• _TASK TO COMPLETE_
Read the listing and extract each line that includes the word "subtitle".

Extracted data entries:

_ _ _ _ _ _ _

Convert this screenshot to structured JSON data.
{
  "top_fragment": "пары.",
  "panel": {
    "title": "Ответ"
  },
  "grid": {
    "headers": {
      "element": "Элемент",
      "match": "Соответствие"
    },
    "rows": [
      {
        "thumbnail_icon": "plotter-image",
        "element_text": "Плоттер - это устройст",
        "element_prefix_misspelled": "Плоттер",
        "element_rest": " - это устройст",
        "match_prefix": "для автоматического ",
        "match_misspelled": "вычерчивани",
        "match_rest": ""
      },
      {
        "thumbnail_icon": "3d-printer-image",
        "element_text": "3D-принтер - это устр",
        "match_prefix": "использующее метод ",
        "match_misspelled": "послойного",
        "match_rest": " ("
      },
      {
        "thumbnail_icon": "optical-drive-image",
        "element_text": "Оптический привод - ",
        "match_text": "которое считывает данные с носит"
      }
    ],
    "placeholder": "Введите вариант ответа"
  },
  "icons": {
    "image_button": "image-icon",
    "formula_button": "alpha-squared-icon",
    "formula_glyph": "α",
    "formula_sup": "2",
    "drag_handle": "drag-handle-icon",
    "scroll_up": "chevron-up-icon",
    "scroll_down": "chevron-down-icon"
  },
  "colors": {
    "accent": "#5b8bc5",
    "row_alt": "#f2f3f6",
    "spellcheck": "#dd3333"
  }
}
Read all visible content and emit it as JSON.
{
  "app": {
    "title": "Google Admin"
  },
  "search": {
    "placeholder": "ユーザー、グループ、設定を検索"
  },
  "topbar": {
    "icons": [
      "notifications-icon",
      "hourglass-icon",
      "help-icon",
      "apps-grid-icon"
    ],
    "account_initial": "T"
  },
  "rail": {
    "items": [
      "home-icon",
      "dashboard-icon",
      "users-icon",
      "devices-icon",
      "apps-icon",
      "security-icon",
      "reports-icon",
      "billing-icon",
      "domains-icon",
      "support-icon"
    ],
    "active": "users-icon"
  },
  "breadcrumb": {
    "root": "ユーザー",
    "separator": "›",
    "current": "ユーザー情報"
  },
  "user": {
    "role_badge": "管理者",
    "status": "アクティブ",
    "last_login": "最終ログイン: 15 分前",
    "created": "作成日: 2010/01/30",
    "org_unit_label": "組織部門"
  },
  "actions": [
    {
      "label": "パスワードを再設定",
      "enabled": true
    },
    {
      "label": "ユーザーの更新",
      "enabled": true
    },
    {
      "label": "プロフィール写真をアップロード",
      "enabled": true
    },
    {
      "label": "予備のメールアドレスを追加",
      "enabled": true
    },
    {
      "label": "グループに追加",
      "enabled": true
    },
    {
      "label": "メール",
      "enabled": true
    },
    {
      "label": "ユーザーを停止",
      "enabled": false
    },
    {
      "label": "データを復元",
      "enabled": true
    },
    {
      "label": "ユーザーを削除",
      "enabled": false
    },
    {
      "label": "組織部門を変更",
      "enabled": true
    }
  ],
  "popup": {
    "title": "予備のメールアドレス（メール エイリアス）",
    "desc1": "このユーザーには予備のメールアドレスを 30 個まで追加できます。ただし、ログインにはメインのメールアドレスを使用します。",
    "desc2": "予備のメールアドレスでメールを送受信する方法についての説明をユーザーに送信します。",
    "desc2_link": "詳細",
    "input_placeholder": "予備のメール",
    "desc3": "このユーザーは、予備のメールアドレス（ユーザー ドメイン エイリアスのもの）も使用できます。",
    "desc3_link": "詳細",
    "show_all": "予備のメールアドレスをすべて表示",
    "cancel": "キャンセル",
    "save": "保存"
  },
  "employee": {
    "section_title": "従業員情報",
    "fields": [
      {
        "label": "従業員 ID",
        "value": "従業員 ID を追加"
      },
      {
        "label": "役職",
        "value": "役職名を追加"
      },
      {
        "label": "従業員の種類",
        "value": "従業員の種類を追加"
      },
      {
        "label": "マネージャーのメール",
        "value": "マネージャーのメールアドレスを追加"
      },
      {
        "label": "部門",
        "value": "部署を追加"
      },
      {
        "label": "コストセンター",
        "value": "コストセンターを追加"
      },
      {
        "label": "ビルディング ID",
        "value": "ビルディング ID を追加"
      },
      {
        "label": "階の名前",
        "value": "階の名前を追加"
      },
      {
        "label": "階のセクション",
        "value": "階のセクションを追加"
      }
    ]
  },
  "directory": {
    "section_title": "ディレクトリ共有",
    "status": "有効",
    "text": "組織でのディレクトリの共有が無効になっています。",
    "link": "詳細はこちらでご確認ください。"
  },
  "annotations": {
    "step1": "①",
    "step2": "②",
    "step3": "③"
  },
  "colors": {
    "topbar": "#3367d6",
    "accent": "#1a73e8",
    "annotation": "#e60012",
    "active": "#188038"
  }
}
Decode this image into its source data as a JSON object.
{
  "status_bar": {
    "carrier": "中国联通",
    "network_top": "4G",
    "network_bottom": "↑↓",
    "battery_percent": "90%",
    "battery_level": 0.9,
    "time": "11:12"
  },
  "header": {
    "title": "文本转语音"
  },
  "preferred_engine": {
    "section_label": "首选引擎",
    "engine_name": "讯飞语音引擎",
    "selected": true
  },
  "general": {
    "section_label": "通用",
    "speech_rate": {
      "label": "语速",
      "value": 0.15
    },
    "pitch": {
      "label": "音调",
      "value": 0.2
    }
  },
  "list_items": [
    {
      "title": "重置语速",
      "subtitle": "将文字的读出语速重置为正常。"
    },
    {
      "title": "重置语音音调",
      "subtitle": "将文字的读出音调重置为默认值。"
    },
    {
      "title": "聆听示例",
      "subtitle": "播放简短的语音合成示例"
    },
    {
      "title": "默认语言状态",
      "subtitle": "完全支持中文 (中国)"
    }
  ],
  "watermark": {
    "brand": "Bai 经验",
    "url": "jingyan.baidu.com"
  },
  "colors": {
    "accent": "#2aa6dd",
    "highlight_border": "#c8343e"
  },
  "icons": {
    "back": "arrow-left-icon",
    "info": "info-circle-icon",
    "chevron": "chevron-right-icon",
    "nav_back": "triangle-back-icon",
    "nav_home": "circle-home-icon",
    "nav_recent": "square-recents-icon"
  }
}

_ _ _ _ _ _ _

• _CORRECT RESPONSE_
      "subtitle": "将文字的读出语速重置为正常。"
      "subtitle": "将文字的读出音调重置为默认值。"
      "subtitle": "播放简短的语音合成示例"
      "subtitle": "完全支持中文 (中国)"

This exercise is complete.